* Stated goal
Continue the exercise on local JSON file storage for face embeddings from the point where it stops.

* Article
━━━━━━━━

Exercise 04: Local File Storage for Face Embeddings
Overview​
This exercise teaches you how to build a persistent storage system for face embeddings using local JSON files. You'll implement a complete storage solution that can save, retrieve, and manage embedding records - essential for any face authentication system that needs to remember users between sessions.
Why Storage Matters​
Face authentication systems need persistent storage to:
- Remember Users: Store embeddings from registration for future login attempts
- Enable Comparison: Retrieve stored embeddings to compare against live captures
- Manage Identities: Track multiple embeddings per user for better accuracy
- Persist Data: Maintain user data across application restarts
Architecture Overview​
The storage system uses a trait-based design for flexibility:
// Data structure for each stored embedding
pub struct EmbeddingRecord {
pub id: String, // Unique identifier
pub name: String, // User name
pub embedding: Vec<f32>, // Face embedding vector
pub created_at: chrono::DateTime<chrono::Utc>, // Timestamp
pub metadata: HashMap<String, String>, // Additional data
}
// Storage interface (trait)

━━━━━━━━

* Data lines
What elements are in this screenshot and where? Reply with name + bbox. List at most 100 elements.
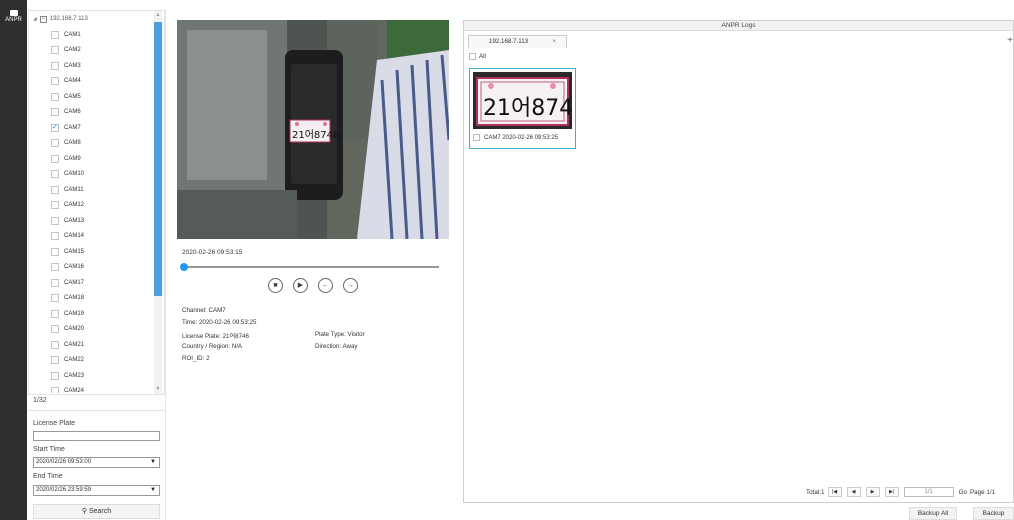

━━━━━━━━

* Result below
pub trait EmbeddingStorage {
fn store_embedding(&mut self, record: EmbeddingRecord) -> Result<()>;
fn get_embedding(&self, id: &str) -> Result<Option<EmbeddingRecord>>;
fn get_all_embeddings(&self) -> Result<Vec<EmbeddingRecord>>;
fn delete_embedding(&mut self, id: &str) -> Result<bool>;
}
// Local file implementation
pub struct LocalFileStorage {
file_path: String,
data: Mutex<HashMap<String, EmbeddingRecord>>,
}
Your Tasks​
Task 1: Implement LocalFileStorage::new()​
pub fn new(file_path: String) -> Result<Self>
This constructor should:
- Create Storage Instance: Initialize the struct with the file path
- Set Up In-Memory Cache: Create a Mutex-protected HashMap for fast access
- Load Existing Data: Call
load_data()to read any existing records
Implementation Approach:​
- Initialize the struct fields with appropriate values
- Set up thread-safe data structures for concurrent access
- Load any existing data from the file system
Hint: Check the CHEATSHEET.md for HashMap and Mutex patterns.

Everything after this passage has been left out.